Given request
The answer is one number: how many lines hold the string "values".

Supplied records
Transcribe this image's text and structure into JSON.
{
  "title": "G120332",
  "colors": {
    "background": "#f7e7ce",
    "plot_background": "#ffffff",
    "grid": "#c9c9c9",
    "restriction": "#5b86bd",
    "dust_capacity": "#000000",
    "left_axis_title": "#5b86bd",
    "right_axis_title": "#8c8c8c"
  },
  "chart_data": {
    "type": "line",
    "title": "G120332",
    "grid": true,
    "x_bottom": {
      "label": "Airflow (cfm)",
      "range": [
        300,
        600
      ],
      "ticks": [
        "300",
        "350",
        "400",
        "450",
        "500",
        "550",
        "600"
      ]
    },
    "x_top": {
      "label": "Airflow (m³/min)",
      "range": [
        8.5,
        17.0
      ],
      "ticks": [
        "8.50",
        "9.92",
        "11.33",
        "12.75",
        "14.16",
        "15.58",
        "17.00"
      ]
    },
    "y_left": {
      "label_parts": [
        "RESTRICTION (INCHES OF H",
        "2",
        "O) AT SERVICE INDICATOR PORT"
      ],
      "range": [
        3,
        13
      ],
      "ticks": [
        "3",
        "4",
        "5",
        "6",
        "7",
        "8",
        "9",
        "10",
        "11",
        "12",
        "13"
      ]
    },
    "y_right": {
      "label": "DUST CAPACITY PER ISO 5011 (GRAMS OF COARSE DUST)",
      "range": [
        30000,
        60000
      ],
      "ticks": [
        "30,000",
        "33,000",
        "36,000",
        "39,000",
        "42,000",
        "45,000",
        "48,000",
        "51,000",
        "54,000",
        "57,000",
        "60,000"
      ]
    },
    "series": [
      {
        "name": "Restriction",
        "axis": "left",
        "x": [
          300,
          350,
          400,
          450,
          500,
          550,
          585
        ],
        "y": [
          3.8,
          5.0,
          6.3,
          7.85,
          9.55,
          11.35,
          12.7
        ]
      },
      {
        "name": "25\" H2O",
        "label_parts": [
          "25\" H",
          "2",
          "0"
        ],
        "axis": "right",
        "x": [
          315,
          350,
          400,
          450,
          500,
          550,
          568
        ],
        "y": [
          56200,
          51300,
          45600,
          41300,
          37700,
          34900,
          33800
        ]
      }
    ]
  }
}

* * *

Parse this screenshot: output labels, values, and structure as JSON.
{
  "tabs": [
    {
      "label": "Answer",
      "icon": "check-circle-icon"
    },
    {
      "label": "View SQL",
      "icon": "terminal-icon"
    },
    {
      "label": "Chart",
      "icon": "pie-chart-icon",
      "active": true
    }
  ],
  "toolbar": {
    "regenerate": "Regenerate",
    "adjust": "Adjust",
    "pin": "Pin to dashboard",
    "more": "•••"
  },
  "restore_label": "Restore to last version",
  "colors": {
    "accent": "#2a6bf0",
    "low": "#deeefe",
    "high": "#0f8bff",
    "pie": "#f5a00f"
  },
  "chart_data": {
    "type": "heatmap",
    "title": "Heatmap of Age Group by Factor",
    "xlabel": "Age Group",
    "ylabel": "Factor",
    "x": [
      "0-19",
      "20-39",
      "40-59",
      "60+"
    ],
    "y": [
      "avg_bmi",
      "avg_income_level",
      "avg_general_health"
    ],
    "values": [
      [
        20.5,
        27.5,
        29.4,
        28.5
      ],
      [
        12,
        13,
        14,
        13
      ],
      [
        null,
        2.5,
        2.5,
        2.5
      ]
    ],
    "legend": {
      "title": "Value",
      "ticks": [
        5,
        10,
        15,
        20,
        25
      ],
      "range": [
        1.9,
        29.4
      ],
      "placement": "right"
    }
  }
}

Reply to the task
2